Tarefas =>
• 1. Por favor, reescreva a parte do trecho sobre Appolônia que vai de "João Ferreira tinha" até "plantio de consórcio.", substituindo "lavoura" por "plantação".
• 2. Segundo o trecho sobre Appolônia, em que data ela nasceu?

Appolônia - março de 2010 |
Outono de 1930, Antônia Rosa de Jesus, no nono mês de
gravidez, se prepara para dar à luz. O dia era 10 de abril quando nasce a
menina que receberia conforme o preceituado na lei, nome da mãe “Jesus” e nome
do pai “Gomes”, mas Appolônia recebeu o mesmo nome dos irmãos Ferreira Gomes. Quando
foi se cadastrar no Registro Geral (RG) e no Cartório para retirar o Título
Eleitoral, Appolônia se descobre como “Ferreira de Jesus”.
Appolônia cresceu na companhia dos irmãos, mas os
companheiros de brincadeiras e aventuras foram Sérgio, Eliza e Olavo e o tio Neco.
João Ferreira tinha por hábito, nas tardes, depois que os
trabalhadores deixavam a lavoura sair para conferir os trabalhos. João Ferreira
cultivava cana-de-açúcar e como homem de tino utilizava o recurso plantio de consórcio.

Registros =>
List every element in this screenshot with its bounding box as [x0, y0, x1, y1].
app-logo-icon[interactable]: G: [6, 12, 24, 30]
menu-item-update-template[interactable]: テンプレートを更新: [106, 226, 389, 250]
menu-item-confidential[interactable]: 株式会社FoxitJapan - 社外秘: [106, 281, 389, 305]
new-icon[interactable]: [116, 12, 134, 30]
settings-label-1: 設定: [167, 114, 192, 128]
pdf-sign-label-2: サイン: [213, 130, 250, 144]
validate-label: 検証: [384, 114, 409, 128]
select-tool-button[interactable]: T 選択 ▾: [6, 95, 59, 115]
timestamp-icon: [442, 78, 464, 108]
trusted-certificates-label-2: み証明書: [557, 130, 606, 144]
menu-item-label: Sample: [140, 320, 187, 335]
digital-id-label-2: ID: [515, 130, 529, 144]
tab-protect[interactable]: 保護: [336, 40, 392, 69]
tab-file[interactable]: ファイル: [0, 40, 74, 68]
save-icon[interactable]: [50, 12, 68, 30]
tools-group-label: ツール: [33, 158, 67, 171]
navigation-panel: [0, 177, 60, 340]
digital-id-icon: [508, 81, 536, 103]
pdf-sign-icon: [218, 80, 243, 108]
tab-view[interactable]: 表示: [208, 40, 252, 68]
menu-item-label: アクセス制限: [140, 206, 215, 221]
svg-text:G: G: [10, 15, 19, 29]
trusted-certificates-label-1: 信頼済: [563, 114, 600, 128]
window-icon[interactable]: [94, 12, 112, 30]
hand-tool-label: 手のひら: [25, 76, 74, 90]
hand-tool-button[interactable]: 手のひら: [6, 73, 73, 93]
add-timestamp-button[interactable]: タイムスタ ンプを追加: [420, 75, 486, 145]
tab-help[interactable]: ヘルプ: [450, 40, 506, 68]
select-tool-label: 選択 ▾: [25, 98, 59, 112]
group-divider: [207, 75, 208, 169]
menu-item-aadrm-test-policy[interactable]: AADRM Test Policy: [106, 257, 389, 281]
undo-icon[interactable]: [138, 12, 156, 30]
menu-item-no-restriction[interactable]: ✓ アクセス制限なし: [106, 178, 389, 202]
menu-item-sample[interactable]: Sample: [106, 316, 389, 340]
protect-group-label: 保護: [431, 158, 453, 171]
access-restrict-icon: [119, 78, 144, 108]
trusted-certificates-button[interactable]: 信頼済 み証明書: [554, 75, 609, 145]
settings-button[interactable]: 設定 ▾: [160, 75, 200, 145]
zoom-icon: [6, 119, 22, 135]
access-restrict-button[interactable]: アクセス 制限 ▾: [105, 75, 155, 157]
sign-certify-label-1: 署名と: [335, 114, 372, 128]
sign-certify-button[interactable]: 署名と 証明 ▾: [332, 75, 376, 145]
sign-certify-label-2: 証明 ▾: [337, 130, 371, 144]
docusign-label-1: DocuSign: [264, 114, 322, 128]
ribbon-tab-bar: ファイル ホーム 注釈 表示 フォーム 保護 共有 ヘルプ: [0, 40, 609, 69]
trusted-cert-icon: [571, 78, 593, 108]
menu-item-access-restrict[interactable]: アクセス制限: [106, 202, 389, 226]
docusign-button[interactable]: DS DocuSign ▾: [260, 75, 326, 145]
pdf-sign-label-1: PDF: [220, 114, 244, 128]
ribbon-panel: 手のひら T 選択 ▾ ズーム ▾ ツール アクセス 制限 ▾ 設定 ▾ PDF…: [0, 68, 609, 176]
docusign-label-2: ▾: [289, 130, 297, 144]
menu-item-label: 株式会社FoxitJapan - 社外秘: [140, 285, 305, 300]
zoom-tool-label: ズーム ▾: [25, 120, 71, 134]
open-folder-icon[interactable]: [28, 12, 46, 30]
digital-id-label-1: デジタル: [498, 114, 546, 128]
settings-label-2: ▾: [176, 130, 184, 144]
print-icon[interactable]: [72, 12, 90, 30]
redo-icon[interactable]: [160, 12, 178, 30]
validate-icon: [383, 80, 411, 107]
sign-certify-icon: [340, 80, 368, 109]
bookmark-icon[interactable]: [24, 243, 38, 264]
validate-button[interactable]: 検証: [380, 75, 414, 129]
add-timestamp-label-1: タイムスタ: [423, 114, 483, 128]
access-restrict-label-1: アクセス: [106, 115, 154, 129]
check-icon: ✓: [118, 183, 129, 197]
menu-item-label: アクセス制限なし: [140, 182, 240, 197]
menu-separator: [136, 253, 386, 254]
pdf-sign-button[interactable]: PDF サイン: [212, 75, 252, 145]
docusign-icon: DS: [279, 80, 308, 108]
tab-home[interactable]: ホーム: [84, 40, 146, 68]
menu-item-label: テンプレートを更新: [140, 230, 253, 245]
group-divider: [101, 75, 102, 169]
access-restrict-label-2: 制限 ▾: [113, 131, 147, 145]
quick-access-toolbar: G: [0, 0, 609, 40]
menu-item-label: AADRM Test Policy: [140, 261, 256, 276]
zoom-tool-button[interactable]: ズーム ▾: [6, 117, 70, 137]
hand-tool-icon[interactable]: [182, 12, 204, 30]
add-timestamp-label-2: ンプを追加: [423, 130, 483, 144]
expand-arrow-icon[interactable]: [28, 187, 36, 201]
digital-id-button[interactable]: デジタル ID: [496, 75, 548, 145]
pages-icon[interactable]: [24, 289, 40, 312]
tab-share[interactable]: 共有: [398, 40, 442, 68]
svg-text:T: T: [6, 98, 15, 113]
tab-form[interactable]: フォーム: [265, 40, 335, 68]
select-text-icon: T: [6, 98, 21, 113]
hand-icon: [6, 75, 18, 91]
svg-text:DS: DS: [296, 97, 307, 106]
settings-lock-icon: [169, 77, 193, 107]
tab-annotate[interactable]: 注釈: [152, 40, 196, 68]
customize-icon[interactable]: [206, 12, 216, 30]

Respostas =>
• 1.
João Ferreira tinha por hábito, nas tardes, depois que os
trabalhadores deixavam a plantação sair para conferir os trabalhos. João Ferreira
cultivava cana-de-açúcar e como homem de tino utilizava o recurso plantio de consórcio.

• 2. Em 10 de abril de 1930.